Tuesday, March 3, 2015

The Vulture Song!!


MAR 02 - In 1832, the English naturalist and geologist Charles Darwin described vultures as “disgusting birds with bald heads formed to revel in putridity.” Since time immemorial, vultures have been always been characterised as ugly, cruel, greedy creatures.
The term ‘vulture’ is also often used to refer to someone who exploits others.
But are these birds that ugly or cunning? If one looks at these birds carefully, you will see the other side of these magnificent birds. To hate vultures is similar to hating people who sweep the streets every morning and keep our cities clean or those who collect and manage garbage. Vultures are the nature’s clean-up crew. These birds play an important role in maintaining a clean environment through rapid consumption of animal carcasses and human dead bodies that undergo sky burials practised in some parts of Nepal and Tibet. By devouring filthy carcasses, they prevent the spread of disease. According to a study done in India the number of feral dogs increased resulting in more rabies cases due to a sharp decrease in the number of the vultures.
Birds in need
There are 23 species of vultures present in  the world while nine of them are found in South Asia. Nepal supports all nine species: six residents and two migrant vulture species and one which was recently recorded. They are white-rumped vulture, Lammergeier, slender-billed vulture (critically endangered), Cinereous vulture, Egyptian vulture (endangered), Himalayan griffon, red-headed vulture (critically endangered) and Eurasian griffon. The long-billed vulture is the most recently recorded member of the species to be spotted in Nawalparasi, which makes Nepal rich in these birds. The population of three vulture species—white-rumped, slender-billed and long-billed—once stable and collectively numbering between 10 and 40 million have declined by 99 percent in the last 20 years. On monitoring vultures in Nepal, it has been found that there has been a 90 percent decline in their general population from 1995 to 2009. The near complete disappearance of these birds is generally considered to be one of the world’s most significant recent ornithological conservation catastrophes.
The next step
Various reasons such as deforestation, habitat loss, lack of appetite have caused the decline in the number of vultures. But the major cause for this catastrophic drop of vulture is the use of non-steroidal anti-inflammatory drug, diclofenac, used as a
painkiller for cattle and humans too. In 2006, the Nepal government banned the use of diclofenac and recommended the use of meloxicam, a better and safer replacement.
Still, to ensure the safety of the remaining vulture population, in-situ conservation and availability of safe food for the birds along with conservation advocacy and awareness programs are equally important. Conservation activities, however, cannot succeed without the participation of people. Realising this, Bird Conservation Nepal, an NGO, along with other stakeholders began community-based conservation of vultures through
the establishment of a vulture restaurant in Nawalparasi back in early 2006. At present, there are six vulture restaurants in Nepal.  Apart from providing
food to the birds, these sites have been developed as  research centres for scientists to study the biology and ecology of these threatened species. Besides, it also provides an opportunity for eco-tourism, which eventually supports the livelihood of the local communities.

# # # #

Work request 1:
Answer these questions from the article on vultures:
(a) How many vulture species are present in the world?
(b) In what year did the Nepal government ban diclofenac?
(c) How many vulture restaurants are there in Nepal at present?
Work request 2:
Echo the passage of the article on vultures starting at "MAR 02 - In" and ending at "cruel, greedy creatures.".
The data that follows comes from a separate source and is unrelated to the article on vultures.

# # # #

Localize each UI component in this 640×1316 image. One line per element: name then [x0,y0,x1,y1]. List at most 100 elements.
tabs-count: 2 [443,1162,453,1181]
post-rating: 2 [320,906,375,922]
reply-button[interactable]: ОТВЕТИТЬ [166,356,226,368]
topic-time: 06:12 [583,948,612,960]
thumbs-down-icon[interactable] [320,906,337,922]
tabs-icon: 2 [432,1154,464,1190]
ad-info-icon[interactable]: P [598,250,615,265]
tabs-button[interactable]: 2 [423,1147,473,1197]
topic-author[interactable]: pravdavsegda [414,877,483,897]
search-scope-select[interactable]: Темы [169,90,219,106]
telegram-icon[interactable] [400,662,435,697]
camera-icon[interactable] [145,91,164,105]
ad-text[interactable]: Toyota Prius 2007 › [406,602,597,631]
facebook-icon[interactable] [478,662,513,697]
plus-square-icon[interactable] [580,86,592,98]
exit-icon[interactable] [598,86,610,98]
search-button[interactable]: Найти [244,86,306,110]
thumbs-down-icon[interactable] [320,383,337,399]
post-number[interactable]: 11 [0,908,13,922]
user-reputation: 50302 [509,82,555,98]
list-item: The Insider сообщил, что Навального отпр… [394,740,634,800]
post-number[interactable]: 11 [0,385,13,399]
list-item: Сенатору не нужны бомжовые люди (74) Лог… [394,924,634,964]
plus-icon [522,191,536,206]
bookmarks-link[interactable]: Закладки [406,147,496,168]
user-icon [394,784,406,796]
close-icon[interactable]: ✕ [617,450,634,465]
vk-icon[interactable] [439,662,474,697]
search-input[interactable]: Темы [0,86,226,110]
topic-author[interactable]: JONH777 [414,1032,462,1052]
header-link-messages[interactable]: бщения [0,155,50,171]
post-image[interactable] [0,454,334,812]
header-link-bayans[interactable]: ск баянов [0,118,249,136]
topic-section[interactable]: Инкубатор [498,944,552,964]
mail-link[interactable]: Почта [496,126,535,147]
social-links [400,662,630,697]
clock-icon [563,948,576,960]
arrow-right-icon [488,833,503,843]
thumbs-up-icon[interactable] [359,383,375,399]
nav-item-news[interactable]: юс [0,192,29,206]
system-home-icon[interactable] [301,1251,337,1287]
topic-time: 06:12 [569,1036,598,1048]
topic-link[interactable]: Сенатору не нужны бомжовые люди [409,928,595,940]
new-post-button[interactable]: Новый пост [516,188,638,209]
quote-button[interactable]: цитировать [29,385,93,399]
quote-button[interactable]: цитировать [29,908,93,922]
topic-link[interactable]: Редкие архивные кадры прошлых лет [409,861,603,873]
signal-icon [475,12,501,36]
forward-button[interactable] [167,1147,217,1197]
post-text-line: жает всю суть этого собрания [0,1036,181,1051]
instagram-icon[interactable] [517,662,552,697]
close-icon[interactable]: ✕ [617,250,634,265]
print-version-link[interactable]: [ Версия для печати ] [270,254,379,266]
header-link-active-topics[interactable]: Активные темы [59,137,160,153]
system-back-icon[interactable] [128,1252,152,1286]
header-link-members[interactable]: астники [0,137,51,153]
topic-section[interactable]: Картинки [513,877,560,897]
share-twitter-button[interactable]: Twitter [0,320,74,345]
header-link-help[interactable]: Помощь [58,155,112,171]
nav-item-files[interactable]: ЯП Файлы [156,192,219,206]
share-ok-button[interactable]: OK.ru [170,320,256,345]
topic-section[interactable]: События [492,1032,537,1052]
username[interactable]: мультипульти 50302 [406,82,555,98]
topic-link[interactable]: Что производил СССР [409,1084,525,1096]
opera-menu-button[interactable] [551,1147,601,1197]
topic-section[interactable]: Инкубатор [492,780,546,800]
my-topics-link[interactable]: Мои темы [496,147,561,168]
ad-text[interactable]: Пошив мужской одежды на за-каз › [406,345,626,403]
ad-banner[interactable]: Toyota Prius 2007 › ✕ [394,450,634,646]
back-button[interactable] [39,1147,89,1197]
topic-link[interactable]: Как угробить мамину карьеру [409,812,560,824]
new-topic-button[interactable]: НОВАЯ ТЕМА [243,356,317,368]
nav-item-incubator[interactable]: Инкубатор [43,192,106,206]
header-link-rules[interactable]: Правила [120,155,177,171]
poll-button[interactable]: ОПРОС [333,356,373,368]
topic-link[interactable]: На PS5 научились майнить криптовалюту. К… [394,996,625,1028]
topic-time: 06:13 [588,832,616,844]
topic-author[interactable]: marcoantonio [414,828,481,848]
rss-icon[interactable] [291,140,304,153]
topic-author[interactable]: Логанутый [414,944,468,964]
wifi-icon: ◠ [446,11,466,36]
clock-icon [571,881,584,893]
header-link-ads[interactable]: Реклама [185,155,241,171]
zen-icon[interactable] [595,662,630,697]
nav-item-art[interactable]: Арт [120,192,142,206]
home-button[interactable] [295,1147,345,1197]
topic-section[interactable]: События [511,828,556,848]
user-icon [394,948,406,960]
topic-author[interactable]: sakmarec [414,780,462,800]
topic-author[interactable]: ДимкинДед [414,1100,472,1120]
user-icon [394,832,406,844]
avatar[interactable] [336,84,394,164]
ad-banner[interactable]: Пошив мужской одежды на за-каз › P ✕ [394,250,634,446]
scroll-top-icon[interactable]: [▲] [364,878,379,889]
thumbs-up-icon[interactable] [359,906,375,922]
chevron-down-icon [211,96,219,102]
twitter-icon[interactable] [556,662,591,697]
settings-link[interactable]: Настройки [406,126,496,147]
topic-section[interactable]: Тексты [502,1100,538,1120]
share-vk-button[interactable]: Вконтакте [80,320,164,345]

# # # #

Answer space 1:
(a) 23
(b) 2006
(c) Six

Answer space 2:
MAR 02 - In 1832, the English naturalist and geologist Charles Darwin described vultures as “disgusting birds with bald heads formed to revel in putridity.” Since time immemorial, vultures have been always been characterised as ugly, cruel, greedy creatures.